━━━ Material supplied
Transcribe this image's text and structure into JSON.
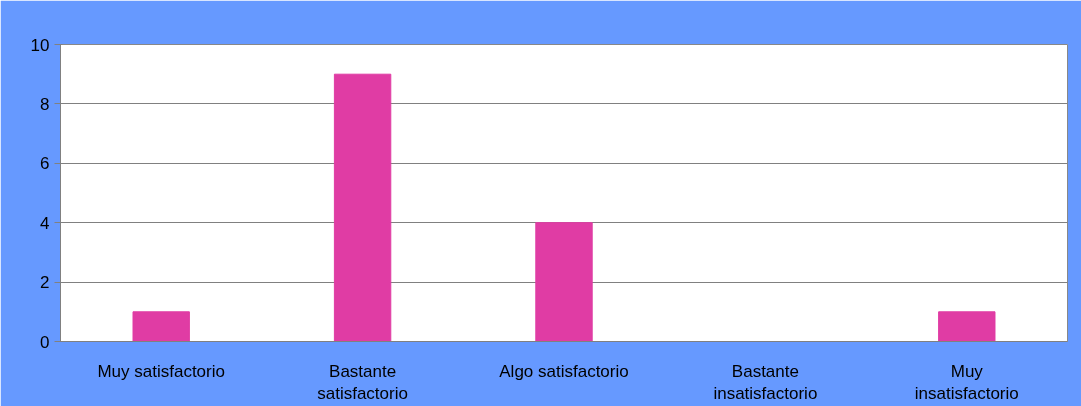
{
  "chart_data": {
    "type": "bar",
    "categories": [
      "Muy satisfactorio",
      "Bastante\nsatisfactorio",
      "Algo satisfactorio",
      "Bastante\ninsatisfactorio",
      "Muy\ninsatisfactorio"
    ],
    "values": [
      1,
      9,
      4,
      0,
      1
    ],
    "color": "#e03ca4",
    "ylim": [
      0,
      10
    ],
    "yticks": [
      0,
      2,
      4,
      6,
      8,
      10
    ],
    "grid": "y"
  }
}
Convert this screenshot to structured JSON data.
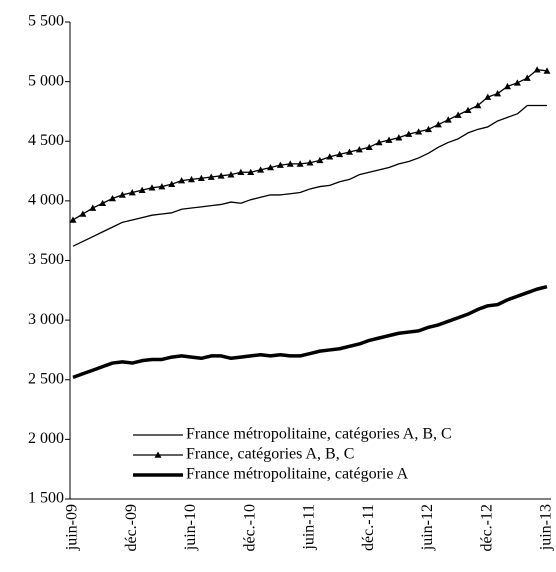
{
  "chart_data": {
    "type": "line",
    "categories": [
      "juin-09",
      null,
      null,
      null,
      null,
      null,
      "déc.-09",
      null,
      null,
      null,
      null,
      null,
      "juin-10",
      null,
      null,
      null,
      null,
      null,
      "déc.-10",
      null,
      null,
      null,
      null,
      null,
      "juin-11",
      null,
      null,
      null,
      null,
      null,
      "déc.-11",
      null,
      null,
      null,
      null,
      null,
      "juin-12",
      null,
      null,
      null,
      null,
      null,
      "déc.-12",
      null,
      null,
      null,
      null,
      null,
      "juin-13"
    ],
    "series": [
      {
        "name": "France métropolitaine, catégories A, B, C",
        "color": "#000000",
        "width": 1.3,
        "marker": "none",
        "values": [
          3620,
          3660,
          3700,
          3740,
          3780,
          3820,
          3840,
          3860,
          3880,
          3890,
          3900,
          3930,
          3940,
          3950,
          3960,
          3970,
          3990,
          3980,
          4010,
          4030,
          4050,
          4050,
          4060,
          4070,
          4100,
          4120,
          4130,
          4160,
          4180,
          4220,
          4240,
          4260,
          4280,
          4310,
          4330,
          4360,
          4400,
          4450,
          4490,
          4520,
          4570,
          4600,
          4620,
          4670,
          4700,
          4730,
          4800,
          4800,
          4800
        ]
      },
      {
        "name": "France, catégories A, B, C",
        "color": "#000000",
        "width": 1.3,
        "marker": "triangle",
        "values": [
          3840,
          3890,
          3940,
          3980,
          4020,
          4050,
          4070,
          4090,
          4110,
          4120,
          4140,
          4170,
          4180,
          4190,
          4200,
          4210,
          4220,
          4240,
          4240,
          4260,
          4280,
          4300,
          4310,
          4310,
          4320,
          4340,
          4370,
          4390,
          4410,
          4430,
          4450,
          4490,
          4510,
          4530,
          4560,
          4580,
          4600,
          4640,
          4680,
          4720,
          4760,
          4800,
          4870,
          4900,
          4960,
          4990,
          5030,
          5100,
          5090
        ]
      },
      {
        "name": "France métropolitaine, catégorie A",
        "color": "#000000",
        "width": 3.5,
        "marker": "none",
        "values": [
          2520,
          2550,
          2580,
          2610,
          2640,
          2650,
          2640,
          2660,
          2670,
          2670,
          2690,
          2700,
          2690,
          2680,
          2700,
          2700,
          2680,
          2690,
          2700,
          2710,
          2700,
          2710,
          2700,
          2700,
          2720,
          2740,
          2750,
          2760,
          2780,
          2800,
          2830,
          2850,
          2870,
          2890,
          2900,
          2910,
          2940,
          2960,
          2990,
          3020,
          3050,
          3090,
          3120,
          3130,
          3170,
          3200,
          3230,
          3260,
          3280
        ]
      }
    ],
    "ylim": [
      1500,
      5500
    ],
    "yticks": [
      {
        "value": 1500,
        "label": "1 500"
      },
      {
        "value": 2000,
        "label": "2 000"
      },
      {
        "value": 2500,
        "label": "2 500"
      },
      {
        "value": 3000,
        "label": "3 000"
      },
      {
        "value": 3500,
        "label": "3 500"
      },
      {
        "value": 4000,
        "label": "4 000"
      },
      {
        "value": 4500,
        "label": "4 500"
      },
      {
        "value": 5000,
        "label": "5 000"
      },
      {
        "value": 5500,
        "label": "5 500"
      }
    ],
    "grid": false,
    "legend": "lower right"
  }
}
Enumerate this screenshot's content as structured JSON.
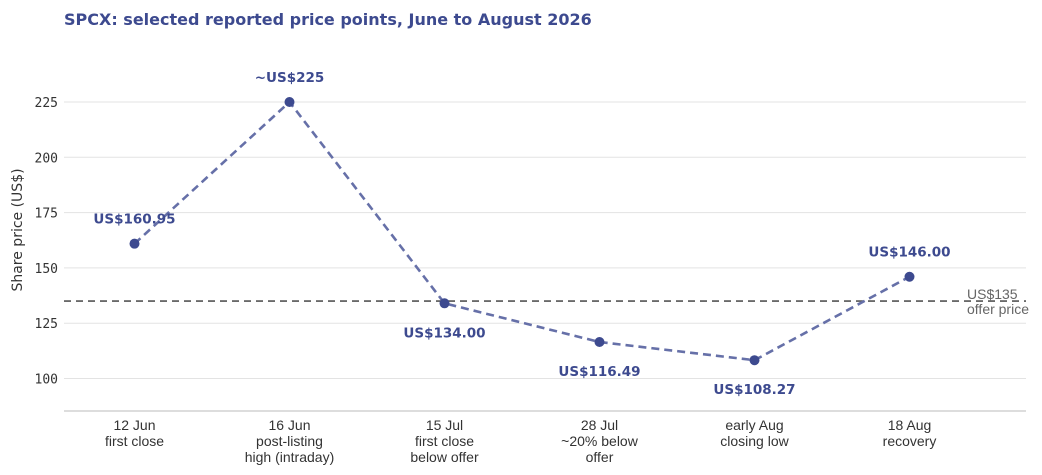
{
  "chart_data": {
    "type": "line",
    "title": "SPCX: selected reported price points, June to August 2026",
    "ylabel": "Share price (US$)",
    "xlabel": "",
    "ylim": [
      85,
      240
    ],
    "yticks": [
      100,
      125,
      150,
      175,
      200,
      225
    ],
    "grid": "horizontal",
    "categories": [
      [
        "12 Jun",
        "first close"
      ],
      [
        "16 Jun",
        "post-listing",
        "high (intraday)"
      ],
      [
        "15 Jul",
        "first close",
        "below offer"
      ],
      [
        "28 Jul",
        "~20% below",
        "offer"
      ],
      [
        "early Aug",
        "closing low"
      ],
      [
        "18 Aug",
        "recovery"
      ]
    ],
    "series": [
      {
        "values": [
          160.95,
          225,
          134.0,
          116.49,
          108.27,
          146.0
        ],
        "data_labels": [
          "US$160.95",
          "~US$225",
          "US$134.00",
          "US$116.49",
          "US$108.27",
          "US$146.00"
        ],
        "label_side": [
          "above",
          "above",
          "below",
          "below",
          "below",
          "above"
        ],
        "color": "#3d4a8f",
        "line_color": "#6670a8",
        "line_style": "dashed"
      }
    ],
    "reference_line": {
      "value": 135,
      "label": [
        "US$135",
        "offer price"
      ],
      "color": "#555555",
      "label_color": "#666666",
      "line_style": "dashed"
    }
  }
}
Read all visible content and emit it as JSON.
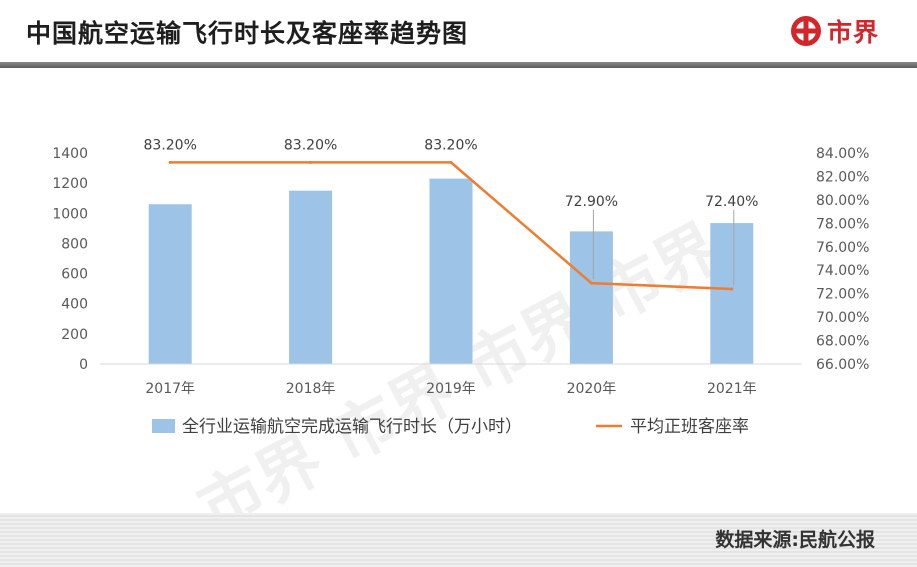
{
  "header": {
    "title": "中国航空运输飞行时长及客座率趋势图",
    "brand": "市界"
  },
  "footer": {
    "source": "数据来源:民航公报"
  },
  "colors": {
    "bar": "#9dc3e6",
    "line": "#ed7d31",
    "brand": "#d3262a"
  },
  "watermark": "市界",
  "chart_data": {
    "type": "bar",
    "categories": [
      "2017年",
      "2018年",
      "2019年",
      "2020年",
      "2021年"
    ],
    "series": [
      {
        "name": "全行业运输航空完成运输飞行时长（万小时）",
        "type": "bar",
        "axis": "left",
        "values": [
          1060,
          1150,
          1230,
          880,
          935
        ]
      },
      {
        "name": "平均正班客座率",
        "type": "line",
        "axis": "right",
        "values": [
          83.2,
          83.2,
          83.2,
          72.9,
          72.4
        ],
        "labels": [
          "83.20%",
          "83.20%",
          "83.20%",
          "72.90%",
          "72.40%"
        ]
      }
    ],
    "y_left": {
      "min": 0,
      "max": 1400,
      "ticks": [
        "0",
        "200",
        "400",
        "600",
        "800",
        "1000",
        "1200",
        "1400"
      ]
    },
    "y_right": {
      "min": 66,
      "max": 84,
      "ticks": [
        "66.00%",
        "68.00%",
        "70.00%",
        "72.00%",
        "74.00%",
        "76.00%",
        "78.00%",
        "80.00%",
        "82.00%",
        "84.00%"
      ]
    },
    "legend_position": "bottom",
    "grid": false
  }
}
━━━━━━
**Written instruction:** Search the entries for "Bastante" and copy out each line that has it.

**Response for this exercise:**
      "Bastante\nsatisfactorio",
      "Bastante\ninsatisfactorio",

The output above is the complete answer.